REQUIRED TASK ▸
Copy out each line of the material below with no changes.

Data items ▸
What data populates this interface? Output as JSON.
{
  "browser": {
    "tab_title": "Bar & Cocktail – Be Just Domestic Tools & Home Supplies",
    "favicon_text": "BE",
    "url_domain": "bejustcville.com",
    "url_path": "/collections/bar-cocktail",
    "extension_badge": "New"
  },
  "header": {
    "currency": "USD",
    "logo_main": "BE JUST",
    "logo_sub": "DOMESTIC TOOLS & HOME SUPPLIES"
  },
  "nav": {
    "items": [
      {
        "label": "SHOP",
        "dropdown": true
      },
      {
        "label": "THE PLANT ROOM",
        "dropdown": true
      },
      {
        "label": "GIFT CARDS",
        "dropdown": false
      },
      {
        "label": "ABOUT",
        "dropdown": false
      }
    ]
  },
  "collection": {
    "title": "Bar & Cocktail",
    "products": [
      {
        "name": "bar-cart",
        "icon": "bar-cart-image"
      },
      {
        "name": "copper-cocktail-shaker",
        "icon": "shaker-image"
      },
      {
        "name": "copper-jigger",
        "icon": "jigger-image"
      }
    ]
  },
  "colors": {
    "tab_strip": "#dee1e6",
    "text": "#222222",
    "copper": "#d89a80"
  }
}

EXERCISE ANSWER ▸
What data populates this interface? Output as JSON.
{
  "browser": {
    "tab_title": "Bar & Cocktail – Be Just Domestic Tools & Home Supplies",
    "favicon_text": "BE",
    "url_domain": "bejustcville.com",
    "url_path": "/collections/bar-cocktail",
    "extension_badge": "New"
  },
  "header": {
    "currency": "USD",
    "logo_main": "BE JUST",
    "logo_sub": "DOMESTIC TOOLS & HOME SUPPLIES"
  },
  "nav": {
    "items": [
      {
        "label": "SHOP",
        "dropdown": true
      },
      {
        "label": "THE PLANT ROOM",
        "dropdown": true
      },
      {
        "label": "GIFT CARDS",
        "dropdown": false
      },
      {
        "label": "ABOUT",
        "dropdown": false
      }
    ]
  },
  "collection": {
    "title": "Bar & Cocktail",
    "products": [
      {
        "name": "bar-cart",
        "icon": "bar-cart-image"
      },
      {
        "name": "copper-cocktail-shaker",
        "icon": "shaker-image"
      },
      {
        "name": "copper-jigger",
        "icon": "jigger-image"
      }
    ]
  },
  "colors": {
    "tab_strip": "#dee1e6",
    "text": "#222222",
    "copper": "#d89a80"
  }
}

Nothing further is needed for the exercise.